* Begin RECORDS FOR THIS EXERCISE *
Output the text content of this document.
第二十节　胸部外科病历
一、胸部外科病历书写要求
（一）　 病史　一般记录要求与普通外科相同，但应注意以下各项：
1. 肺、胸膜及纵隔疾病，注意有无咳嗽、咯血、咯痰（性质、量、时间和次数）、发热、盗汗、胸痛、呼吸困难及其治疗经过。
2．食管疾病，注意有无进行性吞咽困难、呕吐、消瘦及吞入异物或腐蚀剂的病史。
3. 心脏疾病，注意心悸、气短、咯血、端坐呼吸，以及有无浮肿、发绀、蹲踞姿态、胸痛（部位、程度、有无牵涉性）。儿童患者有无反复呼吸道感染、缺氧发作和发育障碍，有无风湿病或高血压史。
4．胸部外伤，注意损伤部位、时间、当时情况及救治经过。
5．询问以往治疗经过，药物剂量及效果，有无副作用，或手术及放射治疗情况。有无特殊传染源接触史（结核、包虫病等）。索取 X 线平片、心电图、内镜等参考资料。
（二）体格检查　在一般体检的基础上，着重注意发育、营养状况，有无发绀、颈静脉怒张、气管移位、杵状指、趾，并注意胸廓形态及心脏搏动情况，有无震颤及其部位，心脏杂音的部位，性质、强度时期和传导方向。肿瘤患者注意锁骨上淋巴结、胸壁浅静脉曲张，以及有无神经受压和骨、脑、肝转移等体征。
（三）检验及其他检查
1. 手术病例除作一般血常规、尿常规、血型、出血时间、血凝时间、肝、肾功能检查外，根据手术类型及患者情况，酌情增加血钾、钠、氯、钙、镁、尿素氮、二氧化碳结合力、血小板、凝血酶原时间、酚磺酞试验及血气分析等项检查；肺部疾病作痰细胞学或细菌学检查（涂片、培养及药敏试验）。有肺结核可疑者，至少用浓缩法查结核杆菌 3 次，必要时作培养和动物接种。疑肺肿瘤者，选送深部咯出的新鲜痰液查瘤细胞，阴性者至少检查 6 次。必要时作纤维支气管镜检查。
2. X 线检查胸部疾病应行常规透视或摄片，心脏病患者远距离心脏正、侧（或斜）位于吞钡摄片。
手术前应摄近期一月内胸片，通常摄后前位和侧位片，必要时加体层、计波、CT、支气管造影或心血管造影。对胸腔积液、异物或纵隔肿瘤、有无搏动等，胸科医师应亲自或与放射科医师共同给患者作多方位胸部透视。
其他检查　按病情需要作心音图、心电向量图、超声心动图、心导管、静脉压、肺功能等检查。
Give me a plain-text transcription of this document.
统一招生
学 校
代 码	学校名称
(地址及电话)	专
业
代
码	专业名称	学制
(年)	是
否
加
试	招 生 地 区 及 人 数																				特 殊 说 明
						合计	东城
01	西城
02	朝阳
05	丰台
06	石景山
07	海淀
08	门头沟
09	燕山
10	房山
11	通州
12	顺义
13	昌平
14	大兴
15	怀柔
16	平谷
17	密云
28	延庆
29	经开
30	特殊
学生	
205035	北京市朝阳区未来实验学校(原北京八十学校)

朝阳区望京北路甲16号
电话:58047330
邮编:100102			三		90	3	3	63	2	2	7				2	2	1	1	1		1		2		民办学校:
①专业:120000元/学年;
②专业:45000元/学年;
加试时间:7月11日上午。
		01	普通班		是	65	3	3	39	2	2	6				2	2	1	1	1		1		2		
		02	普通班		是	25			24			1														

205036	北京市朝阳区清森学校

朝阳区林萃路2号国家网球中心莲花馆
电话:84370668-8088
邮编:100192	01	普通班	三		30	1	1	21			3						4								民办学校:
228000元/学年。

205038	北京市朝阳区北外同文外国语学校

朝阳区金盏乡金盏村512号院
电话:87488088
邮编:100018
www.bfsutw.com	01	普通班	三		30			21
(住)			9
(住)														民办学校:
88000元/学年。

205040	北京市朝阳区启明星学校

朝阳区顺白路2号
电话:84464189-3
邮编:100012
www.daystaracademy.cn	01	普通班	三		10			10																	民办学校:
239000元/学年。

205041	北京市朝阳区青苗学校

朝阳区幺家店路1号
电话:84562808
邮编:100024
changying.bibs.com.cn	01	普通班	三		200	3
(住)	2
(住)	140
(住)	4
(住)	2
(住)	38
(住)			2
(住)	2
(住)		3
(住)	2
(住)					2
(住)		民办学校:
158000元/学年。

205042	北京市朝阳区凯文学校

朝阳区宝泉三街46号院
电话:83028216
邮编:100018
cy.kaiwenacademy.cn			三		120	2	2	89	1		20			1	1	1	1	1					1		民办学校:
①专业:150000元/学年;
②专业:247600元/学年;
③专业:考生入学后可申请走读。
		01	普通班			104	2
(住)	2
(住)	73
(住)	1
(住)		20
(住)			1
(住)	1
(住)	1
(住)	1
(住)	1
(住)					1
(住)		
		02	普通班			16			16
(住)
* End RECORDS FOR THIS EXERCISE *
- GOAL OF THE EXERCISE
Pull every line containing "document" out of the records.

- IN RESPONSE
Output the text content of this document.
Give me a plain-text transcription of this document.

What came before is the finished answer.